**Given request:** Every record below should be printed exactly as it appears.

Start of Extracted material

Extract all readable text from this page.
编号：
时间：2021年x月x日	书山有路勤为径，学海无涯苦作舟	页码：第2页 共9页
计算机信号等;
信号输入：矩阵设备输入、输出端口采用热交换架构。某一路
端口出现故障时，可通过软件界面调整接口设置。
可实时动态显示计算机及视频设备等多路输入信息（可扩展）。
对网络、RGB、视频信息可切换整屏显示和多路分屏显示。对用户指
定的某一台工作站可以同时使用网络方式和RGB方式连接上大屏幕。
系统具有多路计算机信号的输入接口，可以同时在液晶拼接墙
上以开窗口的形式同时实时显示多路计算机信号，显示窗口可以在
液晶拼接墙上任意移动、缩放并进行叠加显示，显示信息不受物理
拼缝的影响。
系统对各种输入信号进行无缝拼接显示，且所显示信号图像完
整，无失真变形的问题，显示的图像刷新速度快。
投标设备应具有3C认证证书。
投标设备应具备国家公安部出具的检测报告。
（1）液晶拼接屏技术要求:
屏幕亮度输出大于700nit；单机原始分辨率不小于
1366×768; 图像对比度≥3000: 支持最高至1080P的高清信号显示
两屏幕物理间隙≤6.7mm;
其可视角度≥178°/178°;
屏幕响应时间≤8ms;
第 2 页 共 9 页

End of Extracted material

**Result below:**
Extract all readable text from this page.
编号：
时间：2021年x月x日	书山有路勤为径，学海无涯苦作舟	页码：第2页 共9页
计算机信号等;
信号输入：矩阵设备输入、输出端口采用热交换架构。某一路
端口出现故障时，可通过软件界面调整接口设置。
可实时动态显示计算机及视频设备等多路输入信息（可扩展）。
对网络、RGB、视频信息可切换整屏显示和多路分屏显示。对用户指
定的某一台工作站可以同时使用网络方式和RGB方式连接上大屏幕。
系统具有多路计算机信号的输入接口，可以同时在液晶拼接墙
上以开窗口的形式同时实时显示多路计算机信号，显示窗口可以在
液晶拼接墙上任意移动、缩放并进行叠加显示，显示信息不受物理
拼缝的影响。
系统对各种输入信号进行无缝拼接显示，且所显示信号图像完
整，无失真变形的问题，显示的图像刷新速度快。
投标设备应具有3C认证证书。
投标设备应具备国家公安部出具的检测报告。
（1）液晶拼接屏技术要求:
屏幕亮度输出大于700nit；单机原始分辨率不小于
1366×768; 图像对比度≥3000: 支持最高至1080P的高清信号显示
两屏幕物理间隙≤6.7mm;
其可视角度≥178°/178°;
屏幕响应时间≤8ms;
第 2 页 共 9 页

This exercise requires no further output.